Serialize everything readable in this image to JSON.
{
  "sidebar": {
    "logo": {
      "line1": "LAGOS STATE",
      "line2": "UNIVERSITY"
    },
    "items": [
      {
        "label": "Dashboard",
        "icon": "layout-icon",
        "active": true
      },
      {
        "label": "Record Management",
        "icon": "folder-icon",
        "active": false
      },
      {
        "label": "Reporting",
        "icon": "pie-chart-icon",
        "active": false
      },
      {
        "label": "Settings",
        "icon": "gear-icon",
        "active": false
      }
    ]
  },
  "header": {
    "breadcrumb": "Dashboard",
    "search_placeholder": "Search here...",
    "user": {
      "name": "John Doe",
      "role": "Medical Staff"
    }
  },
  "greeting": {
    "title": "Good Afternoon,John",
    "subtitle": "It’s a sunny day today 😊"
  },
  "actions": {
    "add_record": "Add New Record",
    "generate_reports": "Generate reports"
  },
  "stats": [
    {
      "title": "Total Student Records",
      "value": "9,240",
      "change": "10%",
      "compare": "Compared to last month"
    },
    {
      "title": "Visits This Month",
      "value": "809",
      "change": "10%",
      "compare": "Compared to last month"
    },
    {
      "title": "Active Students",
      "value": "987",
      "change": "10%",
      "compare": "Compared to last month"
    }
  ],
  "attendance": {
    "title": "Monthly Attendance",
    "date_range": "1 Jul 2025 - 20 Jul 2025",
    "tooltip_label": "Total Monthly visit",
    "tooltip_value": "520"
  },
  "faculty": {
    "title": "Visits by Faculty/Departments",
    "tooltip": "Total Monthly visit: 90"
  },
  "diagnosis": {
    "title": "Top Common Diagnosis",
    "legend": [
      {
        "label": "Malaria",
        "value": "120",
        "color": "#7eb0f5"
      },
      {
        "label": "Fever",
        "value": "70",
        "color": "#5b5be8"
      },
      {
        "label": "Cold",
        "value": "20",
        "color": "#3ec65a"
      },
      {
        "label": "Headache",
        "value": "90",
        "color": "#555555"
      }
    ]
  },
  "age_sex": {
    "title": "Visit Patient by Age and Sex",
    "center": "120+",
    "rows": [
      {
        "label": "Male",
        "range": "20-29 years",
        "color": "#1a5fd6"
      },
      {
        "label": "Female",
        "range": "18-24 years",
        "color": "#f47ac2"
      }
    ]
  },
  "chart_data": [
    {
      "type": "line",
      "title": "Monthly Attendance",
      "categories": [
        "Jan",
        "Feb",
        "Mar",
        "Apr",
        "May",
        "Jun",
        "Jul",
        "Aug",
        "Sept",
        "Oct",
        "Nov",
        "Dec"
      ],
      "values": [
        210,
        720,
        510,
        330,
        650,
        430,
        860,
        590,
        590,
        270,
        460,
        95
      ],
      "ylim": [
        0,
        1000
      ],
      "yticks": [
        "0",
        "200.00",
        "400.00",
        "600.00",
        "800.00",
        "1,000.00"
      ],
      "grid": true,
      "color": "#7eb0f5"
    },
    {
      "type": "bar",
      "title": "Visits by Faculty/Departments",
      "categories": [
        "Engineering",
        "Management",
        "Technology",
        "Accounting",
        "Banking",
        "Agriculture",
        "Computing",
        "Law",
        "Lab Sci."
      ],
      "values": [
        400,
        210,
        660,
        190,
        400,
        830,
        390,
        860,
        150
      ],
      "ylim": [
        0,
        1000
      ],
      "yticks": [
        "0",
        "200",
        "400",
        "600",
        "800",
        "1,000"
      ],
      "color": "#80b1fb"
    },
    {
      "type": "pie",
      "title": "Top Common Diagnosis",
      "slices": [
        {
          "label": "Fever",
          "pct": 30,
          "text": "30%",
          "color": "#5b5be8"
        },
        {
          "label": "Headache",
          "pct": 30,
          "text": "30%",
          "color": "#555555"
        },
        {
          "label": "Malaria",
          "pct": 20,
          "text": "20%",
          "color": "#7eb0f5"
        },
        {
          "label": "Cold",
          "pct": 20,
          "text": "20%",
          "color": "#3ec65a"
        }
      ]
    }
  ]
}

──────────

Your objective. Print the listing above in full, exactly as it is.

Solution for this task.
Serialize everything readable in this image to JSON.
{
  "sidebar": {
    "logo": {
      "line1": "LAGOS STATE",
      "line2": "UNIVERSITY"
    },
    "items": [
      {
        "label": "Dashboard",
        "icon": "layout-icon",
        "active": true
      },
      {
        "label": "Record Management",
        "icon": "folder-icon",
        "active": false
      },
      {
        "label": "Reporting",
        "icon": "pie-chart-icon",
        "active": false
      },
      {
        "label": "Settings",
        "icon": "gear-icon",
        "active": false
      }
    ]
  },
  "header": {
    "breadcrumb": "Dashboard",
    "search_placeholder": "Search here...",
    "user": {
      "name": "John Doe",
      "role": "Medical Staff"
    }
  },
  "greeting": {
    "title": "Good Afternoon,John",
    "subtitle": "It’s a sunny day today 😊"
  },
  "actions": {
    "add_record": "Add New Record",
    "generate_reports": "Generate reports"
  },
  "stats": [
    {
      "title": "Total Student Records",
      "value": "9,240",
      "change": "10%",
      "compare": "Compared to last month"
    },
    {
      "title": "Visits This Month",
      "value": "809",
      "change": "10%",
      "compare": "Compared to last month"
    },
    {
      "title": "Active Students",
      "value": "987",
      "change": "10%",
      "compare": "Compared to last month"
    }
  ],
  "attendance": {
    "title": "Monthly Attendance",
    "date_range": "1 Jul 2025 - 20 Jul 2025",
    "tooltip_label": "Total Monthly visit",
    "tooltip_value": "520"
  },
  "faculty": {
    "title": "Visits by Faculty/Departments",
    "tooltip": "Total Monthly visit: 90"
  },
  "diagnosis": {
    "title": "Top Common Diagnosis",
    "legend": [
      {
        "label": "Malaria",
        "value": "120",
        "color": "#7eb0f5"
      },
      {
        "label": "Fever",
        "value": "70",
        "color": "#5b5be8"
      },
      {
        "label": "Cold",
        "value": "20",
        "color": "#3ec65a"
      },
      {
        "label": "Headache",
        "value": "90",
        "color": "#555555"
      }
    ]
  },
  "age_sex": {
    "title": "Visit Patient by Age and Sex",
    "center": "120+",
    "rows": [
      {
        "label": "Male",
        "range": "20-29 years",
        "color": "#1a5fd6"
      },
      {
        "label": "Female",
        "range": "18-24 years",
        "color": "#f47ac2"
      }
    ]
  },
  "chart_data": [
    {
      "type": "line",
      "title": "Monthly Attendance",
      "categories": [
        "Jan",
        "Feb",
        "Mar",
        "Apr",
        "May",
        "Jun",
        "Jul",
        "Aug",
        "Sept",
        "Oct",
        "Nov",
        "Dec"
      ],
      "values": [
        210,
        720,
        510,
        330,
        650,
        430,
        860,
        590,
        590,
        270,
        460,
        95
      ],
      "ylim": [
        0,
        1000
      ],
      "yticks": [
        "0",
        "200.00",
        "400.00",
        "600.00",
        "800.00",
        "1,000.00"
      ],
      "grid": true,
      "color": "#7eb0f5"
    },
    {
      "type": "bar",
      "title": "Visits by Faculty/Departments",
      "categories": [
        "Engineering",
        "Management",
        "Technology",
        "Accounting",
        "Banking",
        "Agriculture",
        "Computing",
        "Law",
        "Lab Sci."
      ],
      "values": [
        400,
        210,
        660,
        190,
        400,
        830,
        390,
        860,
        150
      ],
      "ylim": [
        0,
        1000
      ],
      "yticks": [
        "0",
        "200",
        "400",
        "600",
        "800",
        "1,000"
      ],
      "color": "#80b1fb"
    },
    {
      "type": "pie",
      "title": "Top Common Diagnosis",
      "slices": [
        {
          "label": "Fever",
          "pct": 30,
          "text": "30%",
          "color": "#5b5be8"
        },
        {
          "label": "Headache",
          "pct": 30,
          "text": "30%",
          "color": "#555555"
        },
        {
          "label": "Malaria",
          "pct": 20,
          "text": "20%",
          "color": "#7eb0f5"
        },
        {
          "label": "Cold",
          "pct": 20,
          "text": "20%",
          "color": "#3ec65a"
        }
      ]
    }
  ]
}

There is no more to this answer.